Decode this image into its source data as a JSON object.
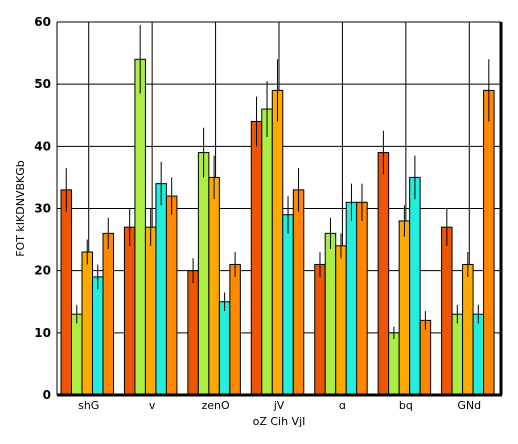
{
  "chart_data": {
    "type": "bar",
    "title": "",
    "xlabel": "oZ Cih  VjI",
    "ylabel": "FOT kIKDNVBKGb",
    "categories": [
      "shG",
      "v",
      "zenO",
      "jV",
      "ɑ",
      "bq",
      "GNd"
    ],
    "ylim": [
      0,
      60
    ],
    "yticks": [
      0,
      10,
      20,
      30,
      40,
      50,
      60
    ],
    "grid": true,
    "series": [
      {
        "color": "#ee5500",
        "values": [
          33,
          27,
          20,
          44,
          21,
          39,
          27
        ],
        "errors": [
          3.5,
          3,
          2,
          4,
          2,
          3.5,
          3
        ]
      },
      {
        "color": "#aaee44",
        "values": [
          13,
          54,
          39,
          46,
          26,
          10,
          13
        ],
        "errors": [
          1.5,
          5.5,
          4,
          4.5,
          2.5,
          1,
          1.5
        ]
      },
      {
        "color": "#ffaa00",
        "values": [
          23,
          27,
          35,
          49,
          24,
          28,
          21
        ],
        "errors": [
          2,
          3,
          3.5,
          5,
          2,
          2.5,
          2
        ]
      },
      {
        "color": "#22eedd",
        "values": [
          19,
          34,
          15,
          29,
          31,
          35,
          13
        ],
        "errors": [
          2,
          3.5,
          1.5,
          3,
          3,
          3.5,
          1.5
        ]
      },
      {
        "color": "#ff8800",
        "values": [
          26,
          32,
          21,
          33,
          31,
          12,
          49
        ],
        "errors": [
          2.5,
          3,
          2,
          3.5,
          3,
          1.5,
          5
        ]
      }
    ]
  }
}
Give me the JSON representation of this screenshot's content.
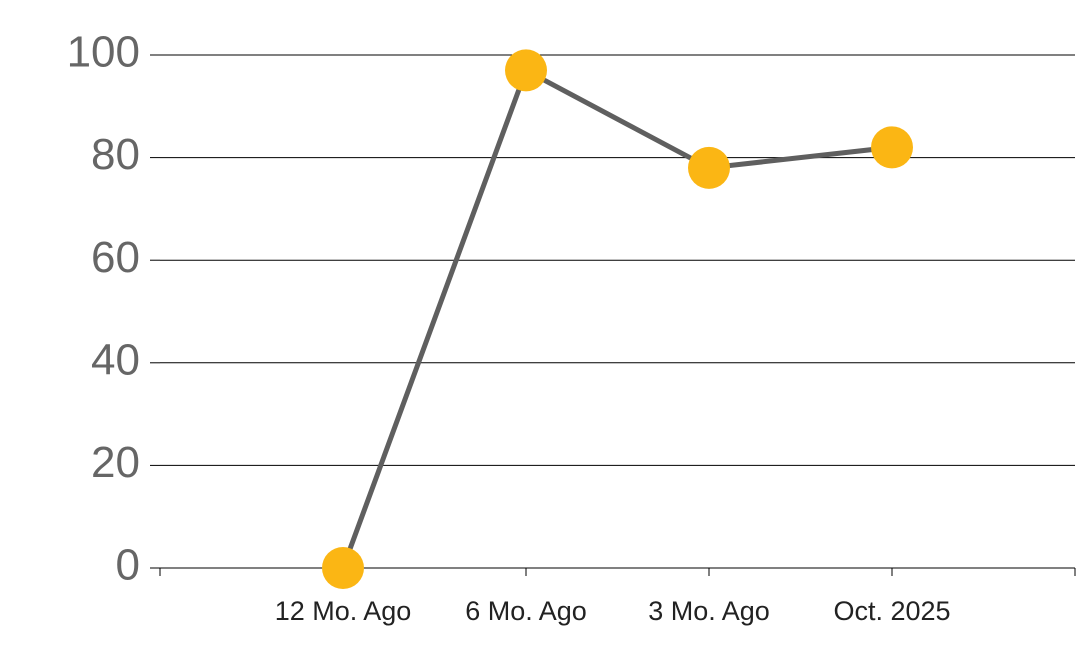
{
  "chart_data": {
    "type": "line",
    "categories": [
      "12 Mo. Ago",
      "6 Mo. Ago",
      "3 Mo. Ago",
      "Oct. 2025"
    ],
    "series": [
      {
        "color": "#5f5f5f",
        "marker_color": "#fbb614",
        "values": [
          0,
          97,
          78,
          82
        ]
      }
    ],
    "ylim": [
      0,
      100
    ],
    "yticks": [
      0,
      20,
      40,
      60,
      80,
      100
    ],
    "grid": true
  }
}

○ ○ ○ ○ ○

→ **TO BE DONE**
Repeat nothing but the lines from the one containing "Give me the" through the end of the entries, exactly, and skip the pictures.

→ **EXERCISE RESULT**
Give me the JSON representation of this screenshot's content.
{
  "chart_data": {
    "type": "line",
    "categories": [
      "12 Mo. Ago",
      "6 Mo. Ago",
      "3 Mo. Ago",
      "Oct. 2025"
    ],
    "series": [
      {
        "color": "#5f5f5f",
        "marker_color": "#fbb614",
        "values": [
          0,
          97,
          78,
          82
        ]
      }
    ],
    "ylim": [
      0,
      100
    ],
    "yticks": [
      0,
      20,
      40,
      60,
      80,
      100
    ],
    "grid": true
  }
}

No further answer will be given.